Stated task: Of all the lines in these entries, how many contain the string "JSON"? Give only that count.

Data listing:
● ● ●

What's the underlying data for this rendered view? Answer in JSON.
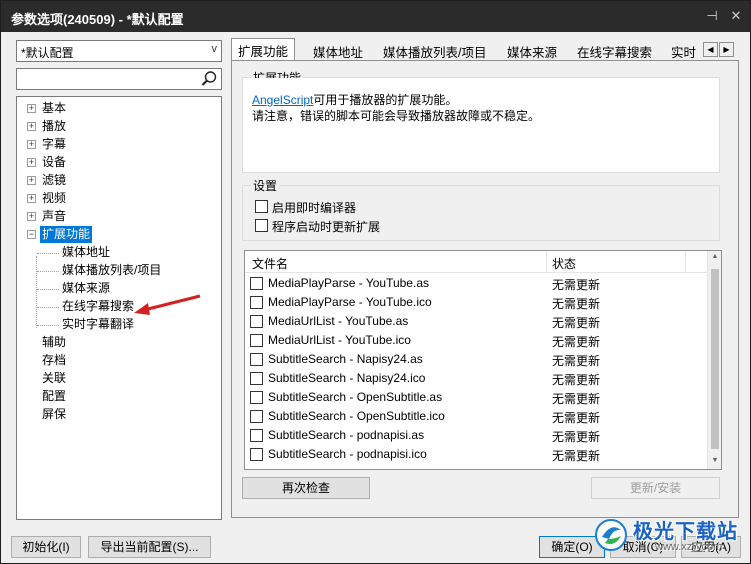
{
  "window": {
    "title": "参数选项(240509) - *默认配置",
    "pin_glyph": "⊣",
    "close_glyph": "✕"
  },
  "left": {
    "profile_value": "*默认配置",
    "combo_arrow": "v",
    "search_placeholder": "",
    "tree": [
      {
        "label": "基本",
        "expander": "+"
      },
      {
        "label": "播放",
        "expander": "+"
      },
      {
        "label": "字幕",
        "expander": "+"
      },
      {
        "label": "设备",
        "expander": "+"
      },
      {
        "label": "滤镜",
        "expander": "+"
      },
      {
        "label": "视频",
        "expander": "+"
      },
      {
        "label": "声音",
        "expander": "+"
      },
      {
        "label": "扩展功能",
        "expander": "−",
        "selected": true
      },
      {
        "label": "媒体地址"
      },
      {
        "label": "媒体播放列表/项目"
      },
      {
        "label": "媒体来源"
      },
      {
        "label": "在线字幕搜索"
      },
      {
        "label": "实时字幕翻译"
      },
      {
        "label": "辅助"
      },
      {
        "label": "存档"
      },
      {
        "label": "关联"
      },
      {
        "label": "配置"
      },
      {
        "label": "屏保"
      }
    ]
  },
  "tabs": {
    "items": [
      "扩展功能",
      "媒体地址",
      "媒体播放列表/项目",
      "媒体来源",
      "在线字幕搜索",
      "实时"
    ],
    "active": "扩展功能",
    "scroll_left": "◀",
    "scroll_right": "▶"
  },
  "extension_group": {
    "caption": "扩展功能",
    "link": "AngelScript",
    "line1_rest": "可用于播放器的扩展功能。",
    "line2": "请注意，错误的脚本可能会导致播放器故障或不稳定。"
  },
  "settings_group": {
    "caption": "设置",
    "options": [
      "启用即时编译器",
      "程序启动时更新扩展"
    ]
  },
  "file_list": {
    "col_name": "文件名",
    "col_status": "状态",
    "rows": [
      {
        "name": "MediaPlayParse - YouTube.as",
        "status": "无需更新"
      },
      {
        "name": "MediaPlayParse - YouTube.ico",
        "status": "无需更新"
      },
      {
        "name": "MediaUrlList - YouTube.as",
        "status": "无需更新"
      },
      {
        "name": "MediaUrlList - YouTube.ico",
        "status": "无需更新"
      },
      {
        "name": "SubtitleSearch - Napisy24.as",
        "status": "无需更新"
      },
      {
        "name": "SubtitleSearch - Napisy24.ico",
        "status": "无需更新"
      },
      {
        "name": "SubtitleSearch - OpenSubtitle.as",
        "status": "无需更新"
      },
      {
        "name": "SubtitleSearch - OpenSubtitle.ico",
        "status": "无需更新"
      },
      {
        "name": "SubtitleSearch - podnapisi.as",
        "status": "无需更新"
      },
      {
        "name": "SubtitleSearch - podnapisi.ico",
        "status": "无需更新"
      }
    ],
    "scroll_up": "▲",
    "scroll_down": "▼"
  },
  "buttons": {
    "recheck": "再次检查",
    "update_install": "更新/安装",
    "initialize": "初始化(I)",
    "export": "导出当前配置(S)...",
    "ok": "确定(O)",
    "cancel": "取消(C)",
    "apply": "应用(A)"
  },
  "watermark": {
    "brand": "极光下载站",
    "url": "www.xz7.com"
  },
  "colors": {
    "title_bar": "#2b2b2b",
    "selection": "#0078d7",
    "link": "#0066cc",
    "annotation_arrow": "#d42020"
  }
}
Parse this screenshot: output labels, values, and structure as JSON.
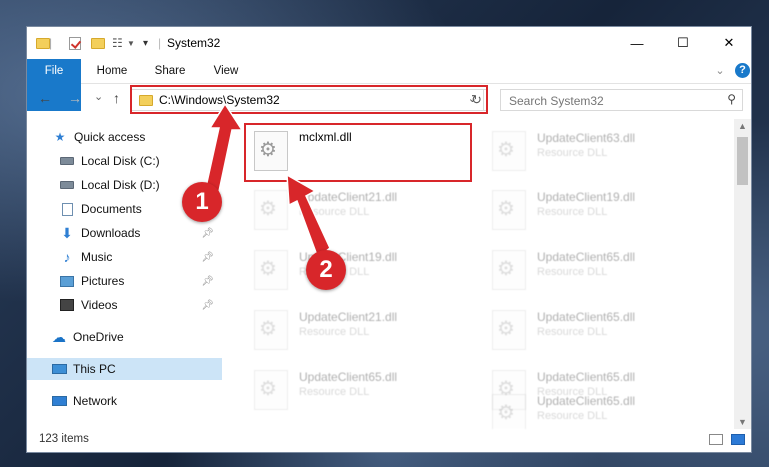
{
  "window": {
    "title": "System32",
    "controls": {
      "minimize": "—",
      "maximize": "☐",
      "close": "✕"
    }
  },
  "ribbon": {
    "tabs": [
      "File",
      "Home",
      "Share",
      "View"
    ],
    "expand_icon": "chevron-down-icon",
    "help_icon": "help-icon"
  },
  "navigation": {
    "back": "←",
    "forward": "→",
    "recent": "⌄",
    "up": "↑",
    "address_path": "C:\\Windows\\System32",
    "address_dropdown": "⌄",
    "refresh": "↻",
    "search_placeholder": "Search System32"
  },
  "sidebar": {
    "items": [
      {
        "label": "Quick access",
        "icon": "star-icon"
      },
      {
        "label": "Local Disk (C:)",
        "icon": "drive-icon"
      },
      {
        "label": "Local Disk (D:)",
        "icon": "drive-icon"
      },
      {
        "label": "Documents",
        "icon": "document-icon",
        "pinned": true
      },
      {
        "label": "Downloads",
        "icon": "download-icon",
        "pinned": true
      },
      {
        "label": "Music",
        "icon": "music-icon",
        "pinned": true
      },
      {
        "label": "Pictures",
        "icon": "picture-icon",
        "pinned": true
      },
      {
        "label": "Videos",
        "icon": "video-icon",
        "pinned": true
      },
      {
        "label": "OneDrive",
        "icon": "cloud-icon"
      },
      {
        "label": "This PC",
        "icon": "computer-icon",
        "selected": true
      },
      {
        "label": "Network",
        "icon": "network-icon"
      }
    ]
  },
  "files": {
    "highlighted": {
      "name": "mclxml.dll"
    },
    "left_column": [
      {
        "name": "UpdateClient21.dll",
        "type": "Resource DLL"
      },
      {
        "name": "UpdateClient19.dll",
        "type": "Resource DLL"
      },
      {
        "name": "UpdateClient21.dll",
        "type": "Resource DLL"
      },
      {
        "name": "UpdateClient65.dll",
        "type": "Resource DLL"
      }
    ],
    "right_column": [
      {
        "name": "UpdateClient63.dll",
        "type": "Resource DLL"
      },
      {
        "name": "UpdateClient19.dll",
        "type": "Resource DLL"
      },
      {
        "name": "UpdateClient65.dll",
        "type": "Resource DLL"
      },
      {
        "name": "UpdateClient65.dll",
        "type": "Resource DLL"
      },
      {
        "name": "UpdateClient65.dll",
        "type": "Resource DLL"
      },
      {
        "name": "UpdateClient65.dll",
        "type": "Resource DLL"
      }
    ]
  },
  "status": {
    "item_count": "123 items"
  },
  "annotations": {
    "step1": "1",
    "step2": "2",
    "color": "#d8262a"
  }
}
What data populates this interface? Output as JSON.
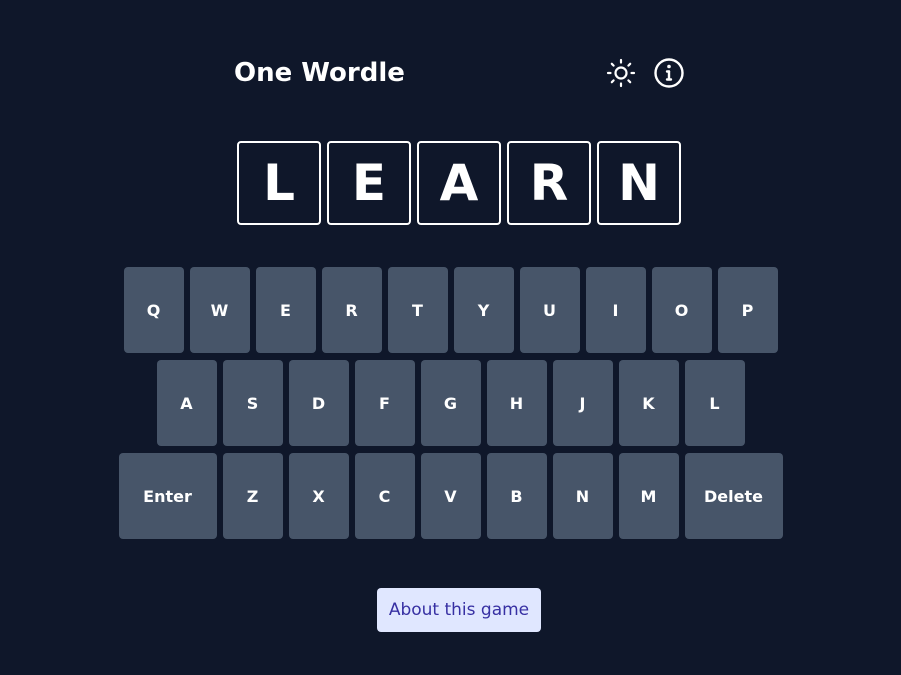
{
  "header": {
    "title": "One Wordle",
    "theme_icon": "sun-icon",
    "info_icon": "info-icon"
  },
  "grid": {
    "tiles": [
      "L",
      "E",
      "A",
      "R",
      "N"
    ]
  },
  "keyboard": {
    "row1": [
      "Q",
      "W",
      "E",
      "R",
      "T",
      "Y",
      "U",
      "I",
      "O",
      "P"
    ],
    "row2": [
      "A",
      "S",
      "D",
      "F",
      "G",
      "H",
      "J",
      "K",
      "L"
    ],
    "row3": [
      "Enter",
      "Z",
      "X",
      "C",
      "V",
      "B",
      "N",
      "M",
      "Delete"
    ]
  },
  "footer": {
    "about_label": "About this game"
  },
  "colors": {
    "background": "#0f172a",
    "key": "#475569",
    "tile_border": "#ffffff",
    "about_bg": "#e0e7ff",
    "about_text": "#3730a3"
  }
}
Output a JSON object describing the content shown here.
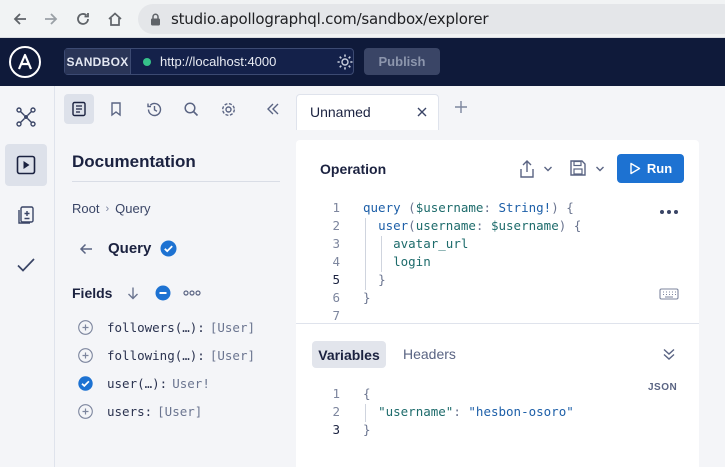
{
  "browser": {
    "url": "studio.apollographql.com/sandbox/explorer"
  },
  "topbar": {
    "sandbox_tag": "SANDBOX",
    "endpoint": "http://localhost:4000",
    "publish_label": "Publish"
  },
  "docs": {
    "title": "Documentation",
    "breadcrumb": [
      "Root",
      "Query"
    ],
    "query_name": "Query",
    "fields_label": "Fields",
    "fields": [
      {
        "name": "followers(…):",
        "type": "[User]",
        "selected": false
      },
      {
        "name": "following(…):",
        "type": "[User]",
        "selected": false
      },
      {
        "name": "user(…):",
        "type": "User!",
        "selected": true
      },
      {
        "name": "users:",
        "type": "[User]",
        "selected": false
      }
    ]
  },
  "tabs": {
    "active_label": "Unnamed"
  },
  "operation": {
    "title": "Operation",
    "run_label": "Run",
    "line_numbers": [
      "1",
      "2",
      "3",
      "4",
      "5",
      "6",
      "7"
    ]
  },
  "variables": {
    "tab_label": "Variables",
    "headers_label": "Headers",
    "format_label": "JSON",
    "line_numbers": [
      "1",
      "2",
      "3"
    ],
    "key": "\"username\"",
    "value": "\"hesbon-osoro\""
  },
  "colors": {
    "topbar_bg": "#0f1a3a",
    "run_button": "#1d72d2",
    "status_dot": "#36c28a",
    "check_blue": "#1d72d2"
  }
}
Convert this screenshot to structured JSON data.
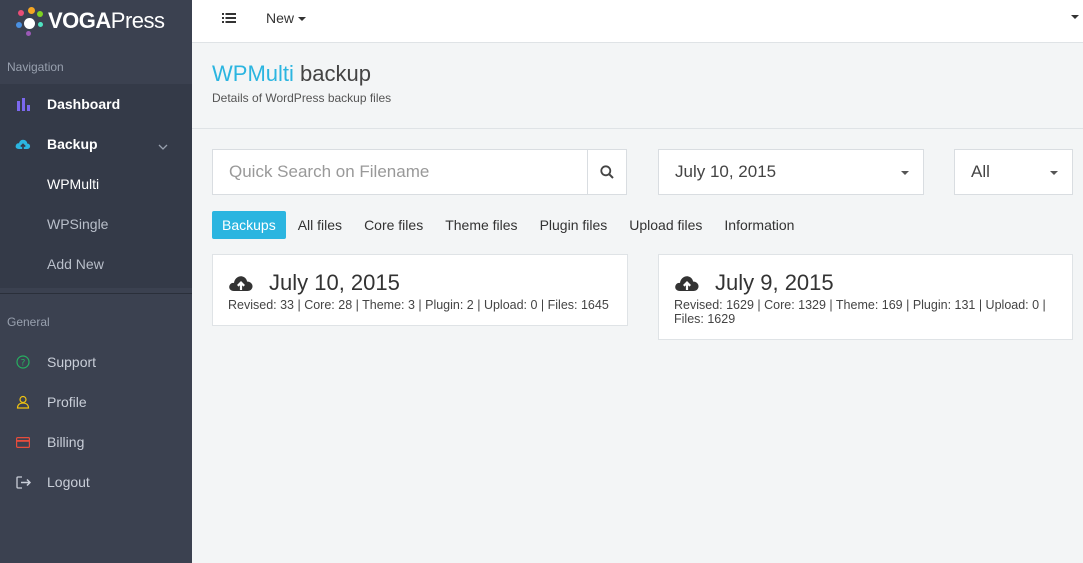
{
  "brand": {
    "name_part1": "VOGA",
    "name_part2": "Press",
    "dot_colors": [
      "#e94e77",
      "#f5a623",
      "#7ed321",
      "#4a90e2",
      "#9b59b6",
      "#50e3c2"
    ]
  },
  "sidebar": {
    "navigation_header": "Navigation",
    "items": [
      {
        "label": "Dashboard",
        "icon": "bar-chart-icon",
        "color": "#7b68ee"
      },
      {
        "label": "Backup",
        "icon": "cloud-upload-icon",
        "color": "#2bb5e0"
      }
    ],
    "backup_sub": [
      "WPMulti",
      "WPSingle",
      "Add New"
    ],
    "general_header": "General",
    "general_items": [
      {
        "label": "Support",
        "icon": "help-circle-icon",
        "color": "#27ae60"
      },
      {
        "label": "Profile",
        "icon": "user-icon",
        "color": "#f1c40f"
      },
      {
        "label": "Billing",
        "icon": "credit-card-icon",
        "color": "#e74c3c"
      },
      {
        "label": "Logout",
        "icon": "logout-icon",
        "color": "#c9ced8"
      }
    ]
  },
  "topbar": {
    "new_label": "New"
  },
  "page": {
    "title_accent": "WPMulti",
    "title_rest": " backup",
    "subtitle": "Details of WordPress backup files"
  },
  "search": {
    "placeholder": "Quick Search on Filename"
  },
  "filters": {
    "date_value": "July 10, 2015",
    "type_value": "All"
  },
  "tabs": [
    "Backups",
    "All files",
    "Core files",
    "Theme files",
    "Plugin files",
    "Upload files",
    "Information"
  ],
  "accent_color": "#2bb5e0",
  "backups": [
    {
      "date": "July 10, 2015",
      "stats": "Revised: 33 | Core: 28 | Theme: 3 | Plugin: 2 | Upload: 0 | Files: 1645"
    },
    {
      "date": "July 9, 2015",
      "stats_line1": "Revised: 1629 | Core: 1329 | Theme: 169 | Plugin: 131 | Upload: 0 |",
      "stats_line2": "Files: 1629"
    }
  ]
}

● ● ●

Written response: 6